● **Exercise goal**: Search the data below for "light"; list each line that holds it.

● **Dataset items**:
begin
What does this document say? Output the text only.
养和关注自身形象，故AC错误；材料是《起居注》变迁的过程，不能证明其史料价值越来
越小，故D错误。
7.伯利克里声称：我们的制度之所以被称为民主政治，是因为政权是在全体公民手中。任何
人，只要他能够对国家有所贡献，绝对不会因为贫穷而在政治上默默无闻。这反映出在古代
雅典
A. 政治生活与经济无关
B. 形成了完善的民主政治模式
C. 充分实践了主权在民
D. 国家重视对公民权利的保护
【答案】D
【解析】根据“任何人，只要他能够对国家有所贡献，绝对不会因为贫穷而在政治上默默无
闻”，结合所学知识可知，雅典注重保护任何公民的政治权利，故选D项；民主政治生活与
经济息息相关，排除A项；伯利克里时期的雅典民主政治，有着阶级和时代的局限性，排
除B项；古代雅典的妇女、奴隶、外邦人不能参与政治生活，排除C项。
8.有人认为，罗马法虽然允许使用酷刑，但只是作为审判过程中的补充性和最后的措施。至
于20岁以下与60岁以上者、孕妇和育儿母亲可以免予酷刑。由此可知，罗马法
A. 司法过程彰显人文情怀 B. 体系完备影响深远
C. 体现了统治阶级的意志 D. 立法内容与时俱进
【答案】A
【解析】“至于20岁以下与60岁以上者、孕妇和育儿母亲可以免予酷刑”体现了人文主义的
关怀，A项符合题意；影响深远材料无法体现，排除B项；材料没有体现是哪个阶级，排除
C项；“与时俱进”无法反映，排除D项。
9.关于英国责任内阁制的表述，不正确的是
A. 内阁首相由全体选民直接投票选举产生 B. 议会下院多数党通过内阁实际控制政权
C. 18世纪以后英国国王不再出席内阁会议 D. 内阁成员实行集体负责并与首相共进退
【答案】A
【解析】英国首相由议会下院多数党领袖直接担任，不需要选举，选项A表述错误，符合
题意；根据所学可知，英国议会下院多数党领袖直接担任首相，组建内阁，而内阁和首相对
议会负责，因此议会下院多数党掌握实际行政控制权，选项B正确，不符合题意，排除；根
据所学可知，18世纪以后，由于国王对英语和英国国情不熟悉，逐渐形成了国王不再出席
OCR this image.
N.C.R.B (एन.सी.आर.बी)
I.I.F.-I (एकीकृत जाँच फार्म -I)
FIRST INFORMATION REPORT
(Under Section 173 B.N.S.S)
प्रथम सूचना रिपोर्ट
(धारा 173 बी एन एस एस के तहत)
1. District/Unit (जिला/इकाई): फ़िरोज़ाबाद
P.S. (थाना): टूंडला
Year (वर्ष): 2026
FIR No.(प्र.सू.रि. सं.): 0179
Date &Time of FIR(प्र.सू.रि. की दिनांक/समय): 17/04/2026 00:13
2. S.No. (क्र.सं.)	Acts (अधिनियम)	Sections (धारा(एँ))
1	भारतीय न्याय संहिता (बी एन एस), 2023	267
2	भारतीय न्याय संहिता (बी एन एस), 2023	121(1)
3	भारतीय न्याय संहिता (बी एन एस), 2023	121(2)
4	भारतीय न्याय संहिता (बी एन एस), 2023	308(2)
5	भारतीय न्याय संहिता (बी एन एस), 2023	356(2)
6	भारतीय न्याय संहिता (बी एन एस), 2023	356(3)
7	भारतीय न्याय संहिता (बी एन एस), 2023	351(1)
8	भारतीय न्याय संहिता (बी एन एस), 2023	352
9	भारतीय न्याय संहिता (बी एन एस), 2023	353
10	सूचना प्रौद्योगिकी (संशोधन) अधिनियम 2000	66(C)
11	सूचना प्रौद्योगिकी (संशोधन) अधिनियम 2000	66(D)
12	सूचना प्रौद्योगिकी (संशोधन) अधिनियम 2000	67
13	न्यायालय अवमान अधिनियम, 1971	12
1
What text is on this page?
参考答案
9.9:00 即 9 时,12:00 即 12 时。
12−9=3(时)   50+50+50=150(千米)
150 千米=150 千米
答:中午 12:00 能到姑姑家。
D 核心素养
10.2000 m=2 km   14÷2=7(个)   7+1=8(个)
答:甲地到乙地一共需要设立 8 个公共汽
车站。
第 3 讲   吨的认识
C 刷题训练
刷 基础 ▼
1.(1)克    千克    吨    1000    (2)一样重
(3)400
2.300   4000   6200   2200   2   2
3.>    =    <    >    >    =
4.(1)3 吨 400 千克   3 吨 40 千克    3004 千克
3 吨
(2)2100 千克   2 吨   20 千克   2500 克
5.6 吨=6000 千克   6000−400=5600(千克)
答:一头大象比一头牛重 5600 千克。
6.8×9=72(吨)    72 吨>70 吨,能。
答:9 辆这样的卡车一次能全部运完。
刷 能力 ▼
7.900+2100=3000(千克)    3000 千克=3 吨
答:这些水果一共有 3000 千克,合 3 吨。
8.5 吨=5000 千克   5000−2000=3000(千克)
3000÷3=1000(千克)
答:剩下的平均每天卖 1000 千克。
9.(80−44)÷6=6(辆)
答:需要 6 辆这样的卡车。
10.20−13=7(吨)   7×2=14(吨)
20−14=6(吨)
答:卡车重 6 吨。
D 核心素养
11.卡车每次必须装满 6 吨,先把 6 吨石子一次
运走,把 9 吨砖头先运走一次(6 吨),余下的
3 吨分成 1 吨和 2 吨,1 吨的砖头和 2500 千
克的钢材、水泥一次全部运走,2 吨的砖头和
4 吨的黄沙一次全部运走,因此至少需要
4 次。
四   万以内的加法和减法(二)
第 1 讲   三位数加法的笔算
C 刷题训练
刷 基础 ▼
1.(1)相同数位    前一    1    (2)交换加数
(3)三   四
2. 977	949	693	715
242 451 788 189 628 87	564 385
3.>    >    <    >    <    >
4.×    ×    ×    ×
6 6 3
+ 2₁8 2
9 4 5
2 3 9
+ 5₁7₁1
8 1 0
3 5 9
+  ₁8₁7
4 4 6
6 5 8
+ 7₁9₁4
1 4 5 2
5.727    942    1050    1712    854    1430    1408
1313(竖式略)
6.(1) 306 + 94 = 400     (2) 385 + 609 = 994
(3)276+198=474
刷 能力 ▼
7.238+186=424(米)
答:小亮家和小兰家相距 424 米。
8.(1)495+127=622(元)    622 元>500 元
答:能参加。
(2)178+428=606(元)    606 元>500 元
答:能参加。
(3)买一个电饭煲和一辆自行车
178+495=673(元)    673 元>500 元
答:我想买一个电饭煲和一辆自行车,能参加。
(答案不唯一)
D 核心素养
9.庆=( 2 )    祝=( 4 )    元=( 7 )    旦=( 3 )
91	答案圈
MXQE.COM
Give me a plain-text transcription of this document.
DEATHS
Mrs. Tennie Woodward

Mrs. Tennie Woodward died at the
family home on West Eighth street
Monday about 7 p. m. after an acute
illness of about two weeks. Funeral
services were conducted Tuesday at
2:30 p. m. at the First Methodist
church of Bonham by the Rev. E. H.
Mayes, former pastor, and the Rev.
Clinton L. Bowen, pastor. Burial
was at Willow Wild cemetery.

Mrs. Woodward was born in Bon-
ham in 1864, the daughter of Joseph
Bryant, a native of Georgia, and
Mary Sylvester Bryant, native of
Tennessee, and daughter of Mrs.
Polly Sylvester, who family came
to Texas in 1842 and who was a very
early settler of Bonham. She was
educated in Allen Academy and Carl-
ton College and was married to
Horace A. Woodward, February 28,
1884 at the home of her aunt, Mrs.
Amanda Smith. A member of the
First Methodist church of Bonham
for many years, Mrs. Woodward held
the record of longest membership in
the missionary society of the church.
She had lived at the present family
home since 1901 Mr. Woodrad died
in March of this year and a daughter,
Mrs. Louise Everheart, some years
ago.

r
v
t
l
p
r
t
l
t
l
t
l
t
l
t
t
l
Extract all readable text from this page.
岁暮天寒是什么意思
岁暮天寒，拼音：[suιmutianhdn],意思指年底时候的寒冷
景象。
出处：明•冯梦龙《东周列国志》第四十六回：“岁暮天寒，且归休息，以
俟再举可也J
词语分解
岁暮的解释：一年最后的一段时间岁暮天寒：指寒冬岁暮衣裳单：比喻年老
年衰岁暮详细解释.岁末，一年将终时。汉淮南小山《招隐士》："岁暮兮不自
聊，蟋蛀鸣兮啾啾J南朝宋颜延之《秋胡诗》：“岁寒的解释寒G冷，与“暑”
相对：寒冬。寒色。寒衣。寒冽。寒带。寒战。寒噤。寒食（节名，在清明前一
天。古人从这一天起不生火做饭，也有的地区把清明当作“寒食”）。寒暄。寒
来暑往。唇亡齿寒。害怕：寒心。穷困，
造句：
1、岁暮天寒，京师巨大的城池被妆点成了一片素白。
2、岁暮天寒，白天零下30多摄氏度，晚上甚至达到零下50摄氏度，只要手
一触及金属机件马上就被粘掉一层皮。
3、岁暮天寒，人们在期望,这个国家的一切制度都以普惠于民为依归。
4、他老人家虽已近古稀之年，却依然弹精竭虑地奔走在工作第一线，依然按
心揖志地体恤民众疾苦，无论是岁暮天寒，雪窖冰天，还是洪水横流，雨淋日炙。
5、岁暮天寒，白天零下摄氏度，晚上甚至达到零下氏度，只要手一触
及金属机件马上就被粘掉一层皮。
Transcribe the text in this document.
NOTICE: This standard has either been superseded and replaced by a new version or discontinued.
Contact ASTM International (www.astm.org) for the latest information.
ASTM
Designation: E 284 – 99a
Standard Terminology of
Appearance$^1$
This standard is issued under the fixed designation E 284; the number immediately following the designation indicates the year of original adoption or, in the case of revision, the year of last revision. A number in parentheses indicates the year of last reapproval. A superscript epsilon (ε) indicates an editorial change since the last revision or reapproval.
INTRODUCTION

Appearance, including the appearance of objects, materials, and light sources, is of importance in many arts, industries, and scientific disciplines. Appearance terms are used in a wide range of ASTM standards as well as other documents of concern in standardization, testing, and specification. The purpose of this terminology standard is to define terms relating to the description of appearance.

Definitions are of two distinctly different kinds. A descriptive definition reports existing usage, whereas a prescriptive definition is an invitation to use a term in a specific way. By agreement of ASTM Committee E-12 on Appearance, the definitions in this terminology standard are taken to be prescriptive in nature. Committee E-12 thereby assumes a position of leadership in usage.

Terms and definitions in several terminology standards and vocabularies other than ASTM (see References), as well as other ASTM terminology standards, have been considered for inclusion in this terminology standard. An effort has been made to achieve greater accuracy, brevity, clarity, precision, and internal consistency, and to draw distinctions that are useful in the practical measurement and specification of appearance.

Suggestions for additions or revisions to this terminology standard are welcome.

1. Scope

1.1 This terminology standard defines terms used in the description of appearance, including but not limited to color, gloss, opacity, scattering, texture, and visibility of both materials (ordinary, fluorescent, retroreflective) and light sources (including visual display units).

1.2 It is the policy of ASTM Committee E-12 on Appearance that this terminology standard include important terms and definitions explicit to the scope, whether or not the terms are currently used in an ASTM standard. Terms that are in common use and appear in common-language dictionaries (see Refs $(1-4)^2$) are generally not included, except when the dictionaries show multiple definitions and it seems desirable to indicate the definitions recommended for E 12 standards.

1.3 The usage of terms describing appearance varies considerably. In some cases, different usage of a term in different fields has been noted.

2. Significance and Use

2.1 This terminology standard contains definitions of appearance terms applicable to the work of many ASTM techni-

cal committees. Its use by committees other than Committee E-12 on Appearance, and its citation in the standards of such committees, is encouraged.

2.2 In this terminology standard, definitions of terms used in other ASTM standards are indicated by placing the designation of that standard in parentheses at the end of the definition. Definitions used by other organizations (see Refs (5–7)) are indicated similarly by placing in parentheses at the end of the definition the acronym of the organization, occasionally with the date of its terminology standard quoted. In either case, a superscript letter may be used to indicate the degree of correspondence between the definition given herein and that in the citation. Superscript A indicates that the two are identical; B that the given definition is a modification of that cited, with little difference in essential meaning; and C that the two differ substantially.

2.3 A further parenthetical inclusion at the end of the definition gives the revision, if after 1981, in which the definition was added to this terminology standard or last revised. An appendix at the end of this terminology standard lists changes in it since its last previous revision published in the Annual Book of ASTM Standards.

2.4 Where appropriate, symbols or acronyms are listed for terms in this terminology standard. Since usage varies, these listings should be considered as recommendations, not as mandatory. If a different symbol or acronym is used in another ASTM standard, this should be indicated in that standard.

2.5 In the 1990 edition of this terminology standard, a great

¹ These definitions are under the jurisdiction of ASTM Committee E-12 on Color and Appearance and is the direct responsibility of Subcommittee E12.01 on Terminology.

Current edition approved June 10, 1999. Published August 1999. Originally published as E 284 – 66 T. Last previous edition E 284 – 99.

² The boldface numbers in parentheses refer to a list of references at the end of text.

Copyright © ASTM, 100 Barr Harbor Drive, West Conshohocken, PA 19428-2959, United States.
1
end
● **Answer for the task**:
Appearance, including the appearance of objects, materials, and light sources, is of importance in many arts, industries, and scientific disciplines. Appearance terms are used in a wide range of ASTM standards as well as other documents of concern in standardization, testing, and specification. The purpose of this terminology standard is to define terms relating to the description of appearance.
1.1 This terminology standard defines terms used in the description of appearance, including but not limited to color, gloss, opacity, scattering, texture, and visibility of both materials (ordinary, fluorescent, retroreflective) and light sources (including visual display units).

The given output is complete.